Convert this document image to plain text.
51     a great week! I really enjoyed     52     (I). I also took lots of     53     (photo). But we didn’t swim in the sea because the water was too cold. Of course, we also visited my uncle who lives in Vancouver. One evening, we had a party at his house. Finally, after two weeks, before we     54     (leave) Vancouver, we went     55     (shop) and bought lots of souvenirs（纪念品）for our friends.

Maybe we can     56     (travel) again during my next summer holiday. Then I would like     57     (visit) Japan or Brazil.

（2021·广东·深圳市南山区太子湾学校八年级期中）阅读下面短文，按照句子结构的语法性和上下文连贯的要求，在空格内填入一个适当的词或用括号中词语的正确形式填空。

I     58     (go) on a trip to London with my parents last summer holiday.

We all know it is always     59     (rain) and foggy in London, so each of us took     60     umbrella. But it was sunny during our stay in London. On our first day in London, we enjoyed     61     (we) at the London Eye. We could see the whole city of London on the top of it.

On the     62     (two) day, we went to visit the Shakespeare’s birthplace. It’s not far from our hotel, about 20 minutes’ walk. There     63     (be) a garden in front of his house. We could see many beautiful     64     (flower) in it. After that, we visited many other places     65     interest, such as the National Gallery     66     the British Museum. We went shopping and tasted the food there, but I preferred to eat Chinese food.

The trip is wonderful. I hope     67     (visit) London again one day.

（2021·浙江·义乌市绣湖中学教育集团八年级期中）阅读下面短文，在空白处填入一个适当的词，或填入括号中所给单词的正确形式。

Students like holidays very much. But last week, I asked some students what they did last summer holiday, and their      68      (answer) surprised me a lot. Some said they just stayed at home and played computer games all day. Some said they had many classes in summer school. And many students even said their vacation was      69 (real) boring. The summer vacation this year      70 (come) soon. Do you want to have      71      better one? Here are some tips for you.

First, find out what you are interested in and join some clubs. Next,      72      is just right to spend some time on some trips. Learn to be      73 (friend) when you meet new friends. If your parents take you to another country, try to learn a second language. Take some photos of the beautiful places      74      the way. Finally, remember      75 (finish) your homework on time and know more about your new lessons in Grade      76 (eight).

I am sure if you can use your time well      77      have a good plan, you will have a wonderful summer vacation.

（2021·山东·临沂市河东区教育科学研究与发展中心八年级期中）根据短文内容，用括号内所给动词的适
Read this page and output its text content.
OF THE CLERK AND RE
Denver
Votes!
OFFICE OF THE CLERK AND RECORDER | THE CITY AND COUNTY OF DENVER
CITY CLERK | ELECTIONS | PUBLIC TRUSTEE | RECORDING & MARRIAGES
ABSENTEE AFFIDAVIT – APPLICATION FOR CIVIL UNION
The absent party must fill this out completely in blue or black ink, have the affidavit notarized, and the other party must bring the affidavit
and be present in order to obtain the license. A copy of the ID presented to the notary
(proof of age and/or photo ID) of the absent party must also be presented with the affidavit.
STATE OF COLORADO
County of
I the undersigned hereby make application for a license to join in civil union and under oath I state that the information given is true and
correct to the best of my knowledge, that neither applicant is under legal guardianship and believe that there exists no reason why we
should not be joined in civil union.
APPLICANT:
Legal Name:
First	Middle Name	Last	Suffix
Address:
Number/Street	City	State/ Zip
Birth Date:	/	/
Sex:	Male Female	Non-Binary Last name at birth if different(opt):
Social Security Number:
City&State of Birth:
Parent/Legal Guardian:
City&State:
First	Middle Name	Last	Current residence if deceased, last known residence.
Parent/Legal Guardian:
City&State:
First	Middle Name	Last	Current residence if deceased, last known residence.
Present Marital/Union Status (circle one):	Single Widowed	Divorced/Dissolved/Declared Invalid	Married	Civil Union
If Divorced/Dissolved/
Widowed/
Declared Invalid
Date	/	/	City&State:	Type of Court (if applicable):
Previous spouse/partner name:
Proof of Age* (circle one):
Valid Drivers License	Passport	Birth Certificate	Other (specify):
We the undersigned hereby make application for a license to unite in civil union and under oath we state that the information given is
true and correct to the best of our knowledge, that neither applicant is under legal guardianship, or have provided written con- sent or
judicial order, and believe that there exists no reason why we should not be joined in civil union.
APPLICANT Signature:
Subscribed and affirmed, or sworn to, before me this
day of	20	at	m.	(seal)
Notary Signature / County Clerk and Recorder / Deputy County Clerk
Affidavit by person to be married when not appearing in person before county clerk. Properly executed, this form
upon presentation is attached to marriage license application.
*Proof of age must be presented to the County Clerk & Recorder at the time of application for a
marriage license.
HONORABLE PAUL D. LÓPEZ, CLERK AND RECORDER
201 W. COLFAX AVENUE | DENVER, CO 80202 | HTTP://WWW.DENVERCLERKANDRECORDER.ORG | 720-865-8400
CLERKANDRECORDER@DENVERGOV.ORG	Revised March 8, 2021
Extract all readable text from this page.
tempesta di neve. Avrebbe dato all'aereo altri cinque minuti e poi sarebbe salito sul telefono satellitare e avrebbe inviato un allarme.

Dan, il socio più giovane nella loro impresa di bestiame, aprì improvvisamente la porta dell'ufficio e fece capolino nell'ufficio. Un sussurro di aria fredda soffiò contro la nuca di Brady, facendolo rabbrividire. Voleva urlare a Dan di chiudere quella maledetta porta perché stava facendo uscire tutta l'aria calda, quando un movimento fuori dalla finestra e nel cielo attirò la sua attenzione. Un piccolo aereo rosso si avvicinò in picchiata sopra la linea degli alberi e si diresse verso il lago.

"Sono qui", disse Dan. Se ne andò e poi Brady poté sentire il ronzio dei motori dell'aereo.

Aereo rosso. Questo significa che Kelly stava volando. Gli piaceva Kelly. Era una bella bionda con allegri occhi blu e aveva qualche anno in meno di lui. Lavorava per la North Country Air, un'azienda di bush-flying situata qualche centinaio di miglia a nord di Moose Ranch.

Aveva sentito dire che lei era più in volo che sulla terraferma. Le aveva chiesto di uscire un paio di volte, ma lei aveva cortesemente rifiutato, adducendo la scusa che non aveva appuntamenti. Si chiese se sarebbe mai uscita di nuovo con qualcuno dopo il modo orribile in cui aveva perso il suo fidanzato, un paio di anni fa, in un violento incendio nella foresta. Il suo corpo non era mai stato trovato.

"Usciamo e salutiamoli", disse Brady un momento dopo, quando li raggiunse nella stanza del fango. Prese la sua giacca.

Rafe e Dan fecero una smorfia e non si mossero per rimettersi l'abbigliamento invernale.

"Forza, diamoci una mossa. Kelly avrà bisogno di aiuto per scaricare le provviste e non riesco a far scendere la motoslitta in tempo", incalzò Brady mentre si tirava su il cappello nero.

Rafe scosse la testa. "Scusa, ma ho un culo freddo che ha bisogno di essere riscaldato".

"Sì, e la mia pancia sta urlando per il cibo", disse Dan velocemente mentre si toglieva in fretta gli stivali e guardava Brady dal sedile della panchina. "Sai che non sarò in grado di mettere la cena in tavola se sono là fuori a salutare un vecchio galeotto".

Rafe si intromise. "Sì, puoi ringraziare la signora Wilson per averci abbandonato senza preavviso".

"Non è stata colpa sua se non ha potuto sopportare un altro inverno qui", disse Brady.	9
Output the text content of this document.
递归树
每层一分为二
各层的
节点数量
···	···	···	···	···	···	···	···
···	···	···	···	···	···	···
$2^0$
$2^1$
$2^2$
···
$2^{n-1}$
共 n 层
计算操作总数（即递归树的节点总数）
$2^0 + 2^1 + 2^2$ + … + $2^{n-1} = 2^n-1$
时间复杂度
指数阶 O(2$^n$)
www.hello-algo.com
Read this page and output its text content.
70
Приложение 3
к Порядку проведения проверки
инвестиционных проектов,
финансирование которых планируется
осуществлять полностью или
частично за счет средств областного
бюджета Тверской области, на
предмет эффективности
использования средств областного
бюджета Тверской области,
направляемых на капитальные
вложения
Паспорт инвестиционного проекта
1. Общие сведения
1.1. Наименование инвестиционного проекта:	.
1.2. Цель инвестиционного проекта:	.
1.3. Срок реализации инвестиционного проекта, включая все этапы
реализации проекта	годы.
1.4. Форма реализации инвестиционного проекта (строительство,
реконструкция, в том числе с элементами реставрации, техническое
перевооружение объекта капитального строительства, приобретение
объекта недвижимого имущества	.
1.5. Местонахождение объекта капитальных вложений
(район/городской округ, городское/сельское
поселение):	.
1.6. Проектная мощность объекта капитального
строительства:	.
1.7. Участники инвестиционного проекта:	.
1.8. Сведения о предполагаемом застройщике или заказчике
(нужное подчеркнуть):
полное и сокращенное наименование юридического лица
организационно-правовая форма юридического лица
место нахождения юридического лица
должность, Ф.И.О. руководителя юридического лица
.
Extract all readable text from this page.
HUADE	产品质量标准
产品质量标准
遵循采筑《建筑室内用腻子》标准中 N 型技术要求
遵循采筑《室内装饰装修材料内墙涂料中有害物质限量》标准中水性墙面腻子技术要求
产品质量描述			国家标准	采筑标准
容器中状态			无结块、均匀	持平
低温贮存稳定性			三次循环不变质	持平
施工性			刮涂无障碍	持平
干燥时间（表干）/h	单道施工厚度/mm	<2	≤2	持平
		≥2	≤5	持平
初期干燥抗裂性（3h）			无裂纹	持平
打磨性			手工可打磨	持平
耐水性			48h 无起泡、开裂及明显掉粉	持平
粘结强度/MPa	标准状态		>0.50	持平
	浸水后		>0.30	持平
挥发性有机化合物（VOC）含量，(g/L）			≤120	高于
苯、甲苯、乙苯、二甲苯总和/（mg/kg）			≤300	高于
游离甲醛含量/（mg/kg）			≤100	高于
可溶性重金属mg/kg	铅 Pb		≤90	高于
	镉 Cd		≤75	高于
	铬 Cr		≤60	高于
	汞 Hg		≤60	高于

Work required: Keep only those lines of the records that hold "阅读下面短文", and return them.

Full solution:
（2021·广东·深圳市南山区太子湾学校八年级期中）阅读下面短文，按照句子结构的语法性和上下文连贯的要求，在空格内填入一个适当的词或用括号中词语的正确形式填空。
（2021·浙江·义乌市绣湖中学教育集团八年级期中）阅读下面短文，在空白处填入一个适当的词，或填入括号中所给单词的正确形式。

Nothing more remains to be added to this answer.